Output all the data exactly. Pictures do not belong in the copy.

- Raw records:
____________________
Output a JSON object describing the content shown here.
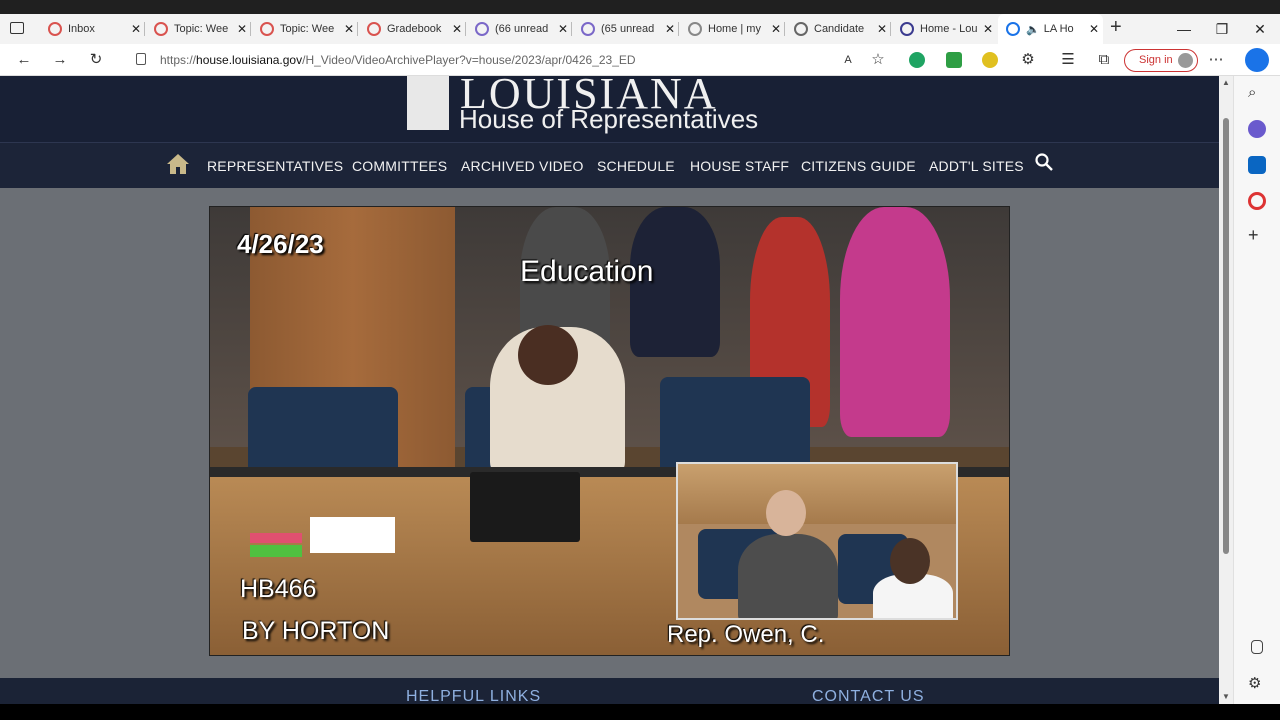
{
  "browser": {
    "tabs": [
      {
        "label": "Inbox",
        "color": "#d9534f"
      },
      {
        "label": "Topic: Wee",
        "color": "#d9534f"
      },
      {
        "label": "Topic: Wee",
        "color": "#d9534f"
      },
      {
        "label": "Gradebook",
        "color": "#d9534f"
      },
      {
        "label": "(66 unread",
        "color": "#7b68c8"
      },
      {
        "label": "(65 unread",
        "color": "#7b68c8"
      },
      {
        "label": "Home | my",
        "color": "#888888"
      },
      {
        "label": "Candidate",
        "color": "#666666"
      },
      {
        "label": "Home - Lou",
        "color": "#3b3b8f"
      },
      {
        "label": "LA Ho",
        "color": "#1a73e8"
      }
    ],
    "url_prefix": "https://",
    "url_domain": "house.louisiana.gov",
    "url_path": "/H_Video/VideoArchivePlayer?v=house/2023/apr/0426_23_ED",
    "signin_label": "Sign in"
  },
  "site": {
    "logo_title": "LOUISIANA",
    "logo_subtitle": "House of Representatives",
    "nav": [
      "REPRESENTATIVES",
      "COMMITTEES",
      "ARCHIVED VIDEO",
      "SCHEDULE",
      "HOUSE STAFF",
      "CITIZENS GUIDE",
      "ADDT'L SITES"
    ]
  },
  "video": {
    "date": "4/26/23",
    "committee": "Education",
    "bill": "HB466",
    "author": "BY HORTON",
    "speaker": "Rep. Owen, C."
  },
  "footer": {
    "helpful_links": "HELPFUL LINKS",
    "contact_us": "CONTACT US"
  }
}
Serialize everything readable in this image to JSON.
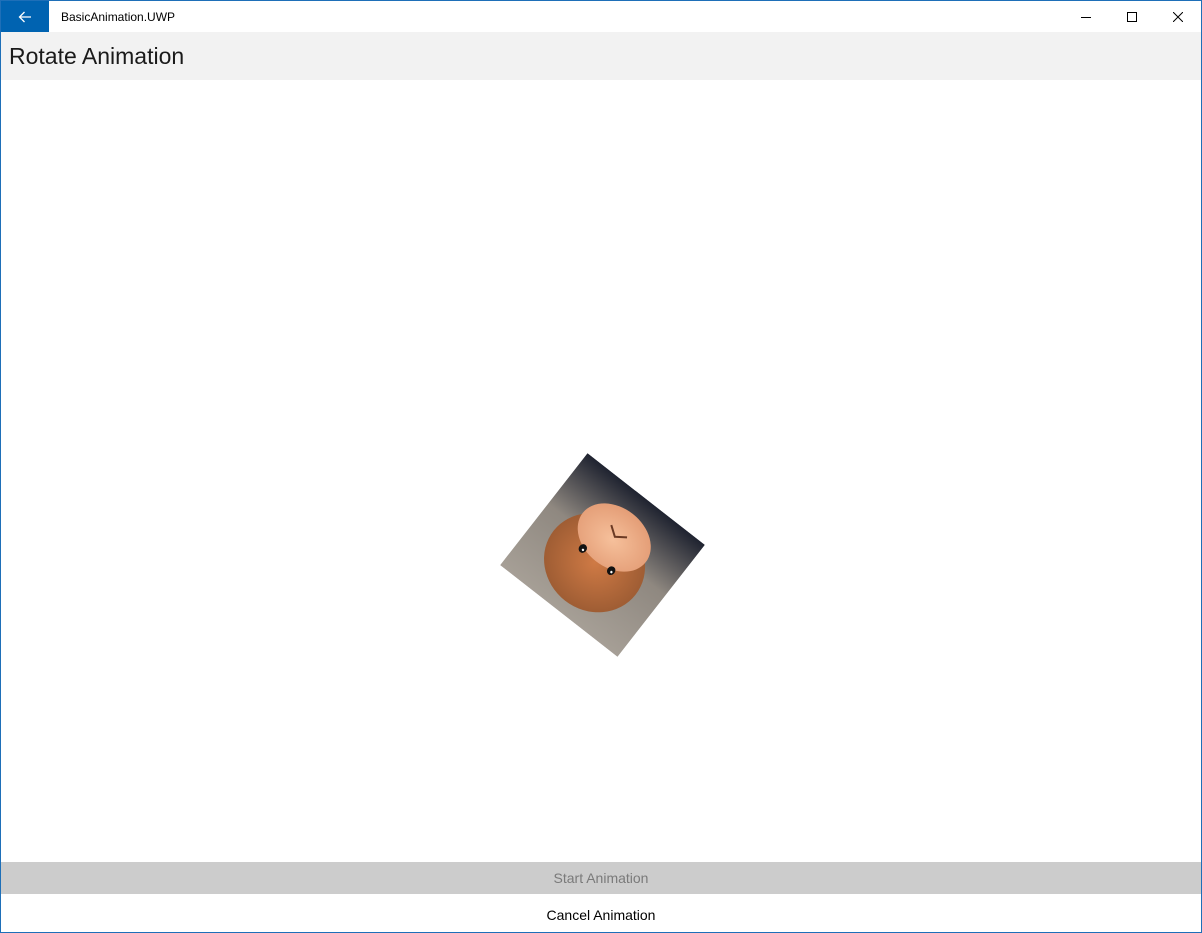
{
  "window": {
    "app_title": "BasicAnimation.UWP",
    "accent_color": "#0063b1"
  },
  "icons": {
    "back": "back-arrow-icon",
    "minimize": "minimize-icon",
    "maximize": "maximize-icon",
    "close": "close-icon"
  },
  "header": {
    "title": "Rotate Animation"
  },
  "content": {
    "image_subject": "plush monkey toy",
    "rotation_degrees": -142
  },
  "buttons": {
    "start_label": "Start Animation",
    "start_enabled": false,
    "cancel_label": "Cancel Animation",
    "cancel_enabled": true
  }
}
____________________
- IN RESPONSE:
Output a JSON object describing the content shown here.
{
  "browser": {
    "tabs": [
      {
        "label": "Inbox",
        "color": "#d9534f"
      },
      {
        "label": "Topic: Wee",
        "color": "#d9534f"
      },
      {
        "label": "Topic: Wee",
        "color": "#d9534f"
      },
      {
        "label": "Gradebook",
        "color": "#d9534f"
      },
      {
        "label": "(66 unread",
        "color": "#7b68c8"
      },
      {
        "label": "(65 unread",
        "color": "#7b68c8"
      },
      {
        "label": "Home | my",
        "color": "#888888"
      },
      {
        "label": "Candidate",
        "color": "#666666"
      },
      {
        "label": "Home - Lou",
        "color": "#3b3b8f"
      },
      {
        "label": "LA Ho",
        "color": "#1a73e8"
      }
    ],
    "url_prefix": "https://",
    "url_domain": "house.louisiana.gov",
    "url_path": "/H_Video/VideoArchivePlayer?v=house/2023/apr/0426_23_ED",
    "signin_label": "Sign in"
  },
  "site": {
    "logo_title": "LOUISIANA",
    "logo_subtitle": "House of Representatives",
    "nav": [
      "REPRESENTATIVES",
      "COMMITTEES",
      "ARCHIVED VIDEO",
      "SCHEDULE",
      "HOUSE STAFF",
      "CITIZENS GUIDE",
      "ADDT'L SITES"
    ]
  },
  "video": {
    "date": "4/26/23",
    "committee": "Education",
    "bill": "HB466",
    "author": "BY HORTON",
    "speaker": "Rep. Owen, C."
  },
  "footer": {
    "helpful_links": "HELPFUL LINKS",
    "contact_us": "CONTACT US"
  }
}
Serialize everything readable in this image to JSON.
{
  "window": {
    "app_title": "BasicAnimation.UWP",
    "accent_color": "#0063b1"
  },
  "icons": {
    "back": "back-arrow-icon",
    "minimize": "minimize-icon",
    "maximize": "maximize-icon",
    "close": "close-icon"
  },
  "header": {
    "title": "Rotate Animation"
  },
  "content": {
    "image_subject": "plush monkey toy",
    "rotation_degrees": -142
  },
  "buttons": {
    "start_label": "Start Animation",
    "start_enabled": false,
    "cancel_label": "Cancel Animation",
    "cancel_enabled": true
  }
}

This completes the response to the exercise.